Collection entries:
--- BEGIN ---
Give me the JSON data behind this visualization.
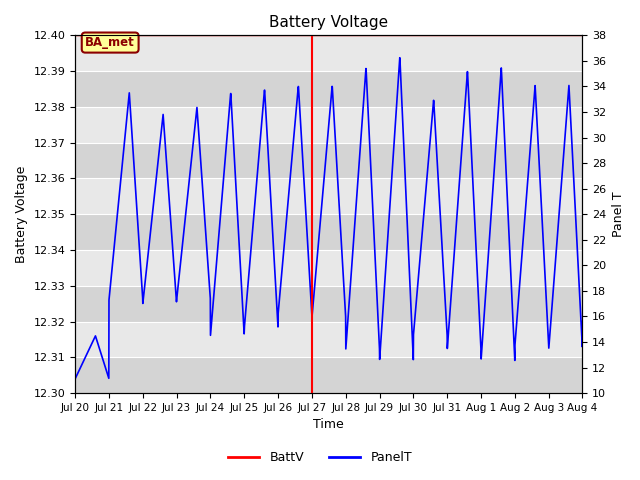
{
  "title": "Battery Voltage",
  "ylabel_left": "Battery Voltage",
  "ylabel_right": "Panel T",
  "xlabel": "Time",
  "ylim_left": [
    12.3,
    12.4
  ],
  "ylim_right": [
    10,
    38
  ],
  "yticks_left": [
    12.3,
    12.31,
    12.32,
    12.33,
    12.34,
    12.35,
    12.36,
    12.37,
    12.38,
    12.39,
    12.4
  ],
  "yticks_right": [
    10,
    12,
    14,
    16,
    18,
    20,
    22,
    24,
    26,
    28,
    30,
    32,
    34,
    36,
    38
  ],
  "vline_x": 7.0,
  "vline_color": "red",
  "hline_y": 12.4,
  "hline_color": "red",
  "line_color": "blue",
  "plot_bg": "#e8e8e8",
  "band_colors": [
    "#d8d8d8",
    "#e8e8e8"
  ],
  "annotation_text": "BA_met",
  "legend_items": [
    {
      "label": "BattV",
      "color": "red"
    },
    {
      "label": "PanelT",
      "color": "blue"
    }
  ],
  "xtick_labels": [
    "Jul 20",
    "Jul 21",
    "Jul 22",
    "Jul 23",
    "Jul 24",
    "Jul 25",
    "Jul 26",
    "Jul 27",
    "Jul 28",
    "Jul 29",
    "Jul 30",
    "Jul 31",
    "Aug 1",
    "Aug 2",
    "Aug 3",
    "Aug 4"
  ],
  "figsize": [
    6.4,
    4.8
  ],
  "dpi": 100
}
--- END ---
* _Exercise aim_: Copy every line of the records above that holds the word "Voltage".

* _Correct result_:
  "title": "Battery Voltage",
  "ylabel_left": "Battery Voltage",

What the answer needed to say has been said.